*Set exercise*:
Write the records below out again exactly as given, with no images.

── Supplied records

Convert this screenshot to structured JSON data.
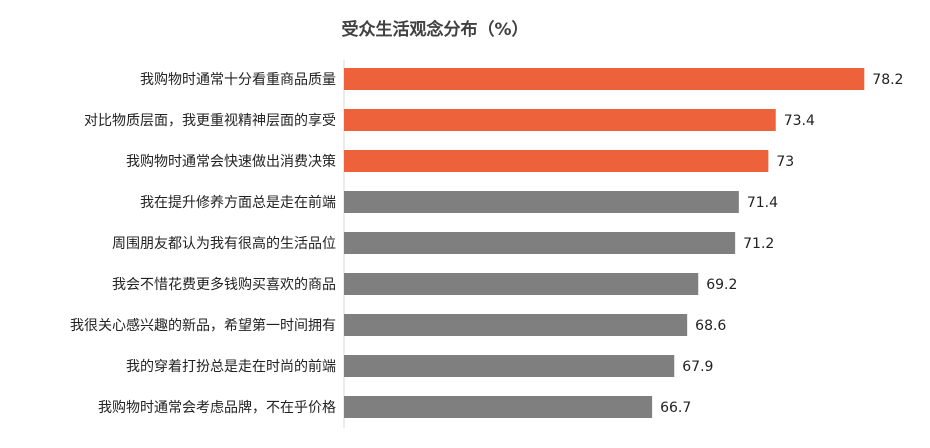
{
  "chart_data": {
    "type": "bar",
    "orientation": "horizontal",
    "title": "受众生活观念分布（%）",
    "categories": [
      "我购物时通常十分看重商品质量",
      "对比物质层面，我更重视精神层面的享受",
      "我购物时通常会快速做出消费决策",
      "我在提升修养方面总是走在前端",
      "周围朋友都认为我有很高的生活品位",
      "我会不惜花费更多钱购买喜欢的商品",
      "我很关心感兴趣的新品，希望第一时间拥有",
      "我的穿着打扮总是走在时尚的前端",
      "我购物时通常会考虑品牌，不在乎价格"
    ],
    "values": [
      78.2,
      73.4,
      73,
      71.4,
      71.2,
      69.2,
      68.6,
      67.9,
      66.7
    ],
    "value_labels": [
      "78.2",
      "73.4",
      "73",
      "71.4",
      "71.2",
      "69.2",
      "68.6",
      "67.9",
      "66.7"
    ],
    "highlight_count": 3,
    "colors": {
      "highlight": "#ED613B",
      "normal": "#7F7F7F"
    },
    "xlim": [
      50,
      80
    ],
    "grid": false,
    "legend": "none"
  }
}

────

*Exercise response*:
Convert this screenshot to structured JSON data.
{
  "chart_data": {
    "type": "bar",
    "orientation": "horizontal",
    "title": "受众生活观念分布（%）",
    "categories": [
      "我购物时通常十分看重商品质量",
      "对比物质层面，我更重视精神层面的享受",
      "我购物时通常会快速做出消费决策",
      "我在提升修养方面总是走在前端",
      "周围朋友都认为我有很高的生活品位",
      "我会不惜花费更多钱购买喜欢的商品",
      "我很关心感兴趣的新品，希望第一时间拥有",
      "我的穿着打扮总是走在时尚的前端",
      "我购物时通常会考虑品牌，不在乎价格"
    ],
    "values": [
      78.2,
      73.4,
      73,
      71.4,
      71.2,
      69.2,
      68.6,
      67.9,
      66.7
    ],
    "value_labels": [
      "78.2",
      "73.4",
      "73",
      "71.4",
      "71.2",
      "69.2",
      "68.6",
      "67.9",
      "66.7"
    ],
    "highlight_count": 3,
    "colors": {
      "highlight": "#ED613B",
      "normal": "#7F7F7F"
    },
    "xlim": [
      50,
      80
    ],
    "grid": false,
    "legend": "none"
  }
}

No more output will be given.